* _TO DO_
The data below should be restated word for word, with every picture omitted.

* _EXERCISE MATERIALS_

## start

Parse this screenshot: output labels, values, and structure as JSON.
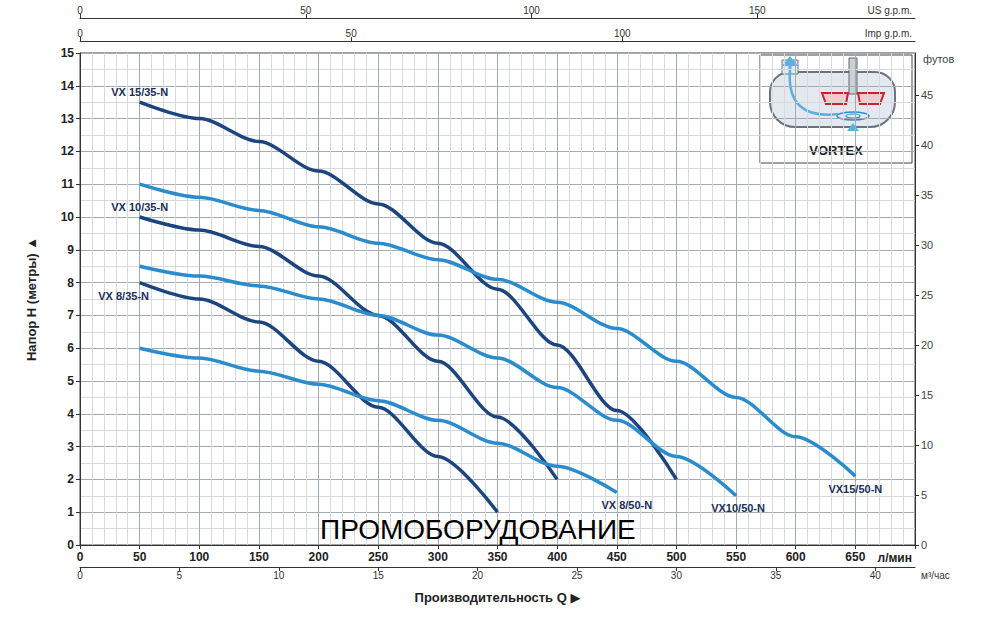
{
  "chart_data": {
    "type": "line",
    "xlabel": "Производительность Q ▶",
    "ylabel": "Напор H (метры) ▲",
    "xunit": "л/мин",
    "xlim": [
      0,
      700
    ],
    "xticks": [
      0,
      50,
      100,
      150,
      200,
      250,
      300,
      350,
      400,
      450,
      500,
      550,
      600,
      650
    ],
    "ylim": [
      0,
      15
    ],
    "yticks": [
      0,
      1,
      2,
      3,
      4,
      5,
      6,
      7,
      8,
      9,
      10,
      11,
      12,
      13,
      14,
      15
    ],
    "y2label": "футов",
    "y2lim": [
      0,
      49.21
    ],
    "y2ticks": [
      0,
      5,
      10,
      15,
      20,
      25,
      30,
      35,
      40,
      45
    ],
    "top_axes": [
      {
        "label": "US g.p.m.",
        "lim": [
          0,
          184.92
        ],
        "ticks": [
          0,
          50,
          100,
          150
        ]
      },
      {
        "label": "Imp g.p.m.",
        "lim": [
          0,
          153.98
        ],
        "ticks": [
          0,
          50,
          100
        ]
      }
    ],
    "bottom_axes": [
      {
        "label": "м³/час",
        "lim": [
          0,
          42
        ],
        "ticks": [
          0,
          5,
          10,
          15,
          20,
          25,
          30,
          35,
          40
        ]
      }
    ],
    "grid": true,
    "series": [
      {
        "name": "VX 15/35-N",
        "color": "#1c4580",
        "x": [
          50,
          100,
          150,
          200,
          250,
          300,
          350,
          400,
          450,
          500
        ],
        "values": [
          13.5,
          13.0,
          12.3,
          11.4,
          10.4,
          9.2,
          7.8,
          6.1,
          4.1,
          2.0
        ]
      },
      {
        "name": "VX 10/35-N",
        "color": "#1c4580",
        "x": [
          50,
          100,
          150,
          200,
          250,
          300,
          350,
          400
        ],
        "values": [
          10.0,
          9.6,
          9.1,
          8.2,
          7.0,
          5.6,
          3.9,
          2.0
        ]
      },
      {
        "name": "VX 8/35-N",
        "color": "#1c4580",
        "x": [
          50,
          100,
          150,
          200,
          250,
          300,
          350
        ],
        "values": [
          8.0,
          7.5,
          6.8,
          5.6,
          4.2,
          2.7,
          1.0
        ]
      },
      {
        "name": "VX 8/50-N",
        "color": "#2a8ccd",
        "x": [
          50,
          100,
          150,
          200,
          250,
          300,
          350,
          400,
          450
        ],
        "values": [
          6.0,
          5.7,
          5.3,
          4.9,
          4.4,
          3.8,
          3.1,
          2.4,
          1.6
        ]
      },
      {
        "name": "VX10/50-N",
        "color": "#2a8ccd",
        "x": [
          50,
          100,
          150,
          200,
          250,
          300,
          350,
          400,
          450,
          500,
          550
        ],
        "values": [
          8.5,
          8.2,
          7.9,
          7.5,
          7.0,
          6.4,
          5.7,
          4.8,
          3.8,
          2.7,
          1.5
        ]
      },
      {
        "name": "VX15/50-N",
        "color": "#2a8ccd",
        "x": [
          50,
          100,
          150,
          200,
          250,
          300,
          350,
          400,
          450,
          500,
          550,
          600,
          650
        ],
        "values": [
          11.0,
          10.6,
          10.2,
          9.7,
          9.2,
          8.7,
          8.1,
          7.4,
          6.6,
          5.6,
          4.5,
          3.3,
          2.1
        ]
      }
    ],
    "annotations": [
      {
        "text": "VORTEX"
      },
      {
        "text": "ПРОМОБОРУДОВАНИЕ"
      }
    ]
  }
}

## end

* _THE RESPONSE_
Parse this screenshot: output labels, values, and structure as JSON.
{
  "chart_data": {
    "type": "line",
    "xlabel": "Производительность Q ▶",
    "ylabel": "Напор H (метры) ▲",
    "xunit": "л/мин",
    "xlim": [
      0,
      700
    ],
    "xticks": [
      0,
      50,
      100,
      150,
      200,
      250,
      300,
      350,
      400,
      450,
      500,
      550,
      600,
      650
    ],
    "ylim": [
      0,
      15
    ],
    "yticks": [
      0,
      1,
      2,
      3,
      4,
      5,
      6,
      7,
      8,
      9,
      10,
      11,
      12,
      13,
      14,
      15
    ],
    "y2label": "футов",
    "y2lim": [
      0,
      49.21
    ],
    "y2ticks": [
      0,
      5,
      10,
      15,
      20,
      25,
      30,
      35,
      40,
      45
    ],
    "top_axes": [
      {
        "label": "US g.p.m.",
        "lim": [
          0,
          184.92
        ],
        "ticks": [
          0,
          50,
          100,
          150
        ]
      },
      {
        "label": "Imp g.p.m.",
        "lim": [
          0,
          153.98
        ],
        "ticks": [
          0,
          50,
          100
        ]
      }
    ],
    "bottom_axes": [
      {
        "label": "м³/час",
        "lim": [
          0,
          42
        ],
        "ticks": [
          0,
          5,
          10,
          15,
          20,
          25,
          30,
          35,
          40
        ]
      }
    ],
    "grid": true,
    "series": [
      {
        "name": "VX 15/35-N",
        "color": "#1c4580",
        "x": [
          50,
          100,
          150,
          200,
          250,
          300,
          350,
          400,
          450,
          500
        ],
        "values": [
          13.5,
          13.0,
          12.3,
          11.4,
          10.4,
          9.2,
          7.8,
          6.1,
          4.1,
          2.0
        ]
      },
      {
        "name": "VX 10/35-N",
        "color": "#1c4580",
        "x": [
          50,
          100,
          150,
          200,
          250,
          300,
          350,
          400
        ],
        "values": [
          10.0,
          9.6,
          9.1,
          8.2,
          7.0,
          5.6,
          3.9,
          2.0
        ]
      },
      {
        "name": "VX 8/35-N",
        "color": "#1c4580",
        "x": [
          50,
          100,
          150,
          200,
          250,
          300,
          350
        ],
        "values": [
          8.0,
          7.5,
          6.8,
          5.6,
          4.2,
          2.7,
          1.0
        ]
      },
      {
        "name": "VX 8/50-N",
        "color": "#2a8ccd",
        "x": [
          50,
          100,
          150,
          200,
          250,
          300,
          350,
          400,
          450
        ],
        "values": [
          6.0,
          5.7,
          5.3,
          4.9,
          4.4,
          3.8,
          3.1,
          2.4,
          1.6
        ]
      },
      {
        "name": "VX10/50-N",
        "color": "#2a8ccd",
        "x": [
          50,
          100,
          150,
          200,
          250,
          300,
          350,
          400,
          450,
          500,
          550
        ],
        "values": [
          8.5,
          8.2,
          7.9,
          7.5,
          7.0,
          6.4,
          5.7,
          4.8,
          3.8,
          2.7,
          1.5
        ]
      },
      {
        "name": "VX15/50-N",
        "color": "#2a8ccd",
        "x": [
          50,
          100,
          150,
          200,
          250,
          300,
          350,
          400,
          450,
          500,
          550,
          600,
          650
        ],
        "values": [
          11.0,
          10.6,
          10.2,
          9.7,
          9.2,
          8.7,
          8.1,
          7.4,
          6.6,
          5.6,
          4.5,
          3.3,
          2.1
        ]
      }
    ],
    "annotations": [
      {
        "text": "VORTEX"
      },
      {
        "text": "ПРОМОБОРУДОВАНИЕ"
      }
    ]
  }
}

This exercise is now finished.